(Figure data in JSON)

* * * * * * * * *

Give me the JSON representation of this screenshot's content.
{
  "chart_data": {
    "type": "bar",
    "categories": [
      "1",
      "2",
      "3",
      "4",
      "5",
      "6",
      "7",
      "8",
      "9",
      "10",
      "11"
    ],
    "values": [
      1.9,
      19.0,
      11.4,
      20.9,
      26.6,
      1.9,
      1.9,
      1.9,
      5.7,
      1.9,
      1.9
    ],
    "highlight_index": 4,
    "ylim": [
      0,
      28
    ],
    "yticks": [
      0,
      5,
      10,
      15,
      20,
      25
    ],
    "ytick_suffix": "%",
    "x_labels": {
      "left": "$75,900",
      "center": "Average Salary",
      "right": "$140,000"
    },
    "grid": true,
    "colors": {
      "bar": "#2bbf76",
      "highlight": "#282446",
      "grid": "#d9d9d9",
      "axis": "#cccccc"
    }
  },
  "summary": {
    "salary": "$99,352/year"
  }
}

* * * * * * * * *

Every entry needs to be retyped exactly.

Give me the JSON representation of this screenshot's content.
{
  "chart_data": {
    "type": "bar",
    "categories": [
      "1",
      "2",
      "3",
      "4",
      "5",
      "6",
      "7",
      "8",
      "9",
      "10",
      "11"
    ],
    "values": [
      1.9,
      19.0,
      11.4,
      20.9,
      26.6,
      1.9,
      1.9,
      1.9,
      5.7,
      1.9,
      1.9
    ],
    "highlight_index": 4,
    "ylim": [
      0,
      28
    ],
    "yticks": [
      0,
      5,
      10,
      15,
      20,
      25
    ],
    "ytick_suffix": "%",
    "x_labels": {
      "left": "$75,900",
      "center": "Average Salary",
      "right": "$140,000"
    },
    "grid": true,
    "colors": {
      "bar": "#2bbf76",
      "highlight": "#282446",
      "grid": "#d9d9d9",
      "axis": "#cccccc"
    }
  },
  "summary": {
    "salary": "$99,352/year"
  }
}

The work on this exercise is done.